(Extracted records)
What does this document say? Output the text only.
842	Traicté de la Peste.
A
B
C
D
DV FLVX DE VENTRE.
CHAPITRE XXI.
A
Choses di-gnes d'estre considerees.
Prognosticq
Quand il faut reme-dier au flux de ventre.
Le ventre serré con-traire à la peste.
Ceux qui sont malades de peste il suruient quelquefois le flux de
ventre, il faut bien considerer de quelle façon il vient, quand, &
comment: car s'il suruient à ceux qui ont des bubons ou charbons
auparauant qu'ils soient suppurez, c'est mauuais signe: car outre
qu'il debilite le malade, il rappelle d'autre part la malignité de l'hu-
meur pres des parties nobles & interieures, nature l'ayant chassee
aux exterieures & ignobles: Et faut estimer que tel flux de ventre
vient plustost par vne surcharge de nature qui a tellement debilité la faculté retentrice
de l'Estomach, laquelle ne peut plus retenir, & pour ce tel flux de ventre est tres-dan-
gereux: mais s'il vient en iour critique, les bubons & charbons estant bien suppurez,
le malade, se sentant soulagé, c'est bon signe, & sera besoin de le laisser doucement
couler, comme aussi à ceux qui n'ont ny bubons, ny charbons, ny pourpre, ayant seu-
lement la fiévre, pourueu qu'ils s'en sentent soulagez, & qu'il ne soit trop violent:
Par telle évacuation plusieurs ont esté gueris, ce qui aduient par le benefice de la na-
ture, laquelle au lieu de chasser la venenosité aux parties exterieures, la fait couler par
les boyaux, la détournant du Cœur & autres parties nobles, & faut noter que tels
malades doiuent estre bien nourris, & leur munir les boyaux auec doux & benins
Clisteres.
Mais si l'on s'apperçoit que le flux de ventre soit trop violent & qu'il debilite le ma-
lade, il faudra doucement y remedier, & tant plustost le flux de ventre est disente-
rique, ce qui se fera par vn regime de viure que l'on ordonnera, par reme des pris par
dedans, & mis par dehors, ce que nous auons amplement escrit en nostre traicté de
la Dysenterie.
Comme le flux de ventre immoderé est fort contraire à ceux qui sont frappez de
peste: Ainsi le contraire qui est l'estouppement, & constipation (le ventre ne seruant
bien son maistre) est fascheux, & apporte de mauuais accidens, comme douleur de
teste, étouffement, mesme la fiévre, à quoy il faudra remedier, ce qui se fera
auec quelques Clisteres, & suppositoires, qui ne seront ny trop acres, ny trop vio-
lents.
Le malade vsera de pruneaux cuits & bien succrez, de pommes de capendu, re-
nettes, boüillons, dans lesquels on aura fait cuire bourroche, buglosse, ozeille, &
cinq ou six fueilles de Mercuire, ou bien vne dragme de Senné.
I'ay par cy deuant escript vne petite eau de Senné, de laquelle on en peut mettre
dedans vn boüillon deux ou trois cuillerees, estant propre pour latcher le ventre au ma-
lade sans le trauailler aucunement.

PROBLEM STATEMENT —
Using the records above, list each line that includes "boyaux".

OUTPUT FOR THIS EXERCISE —
les boyaux, la détournant du Cœur & autres parties nobles, & faut noter que tels
malades doiuent estre bien nourris, & leur munir les boyaux auec doux & benins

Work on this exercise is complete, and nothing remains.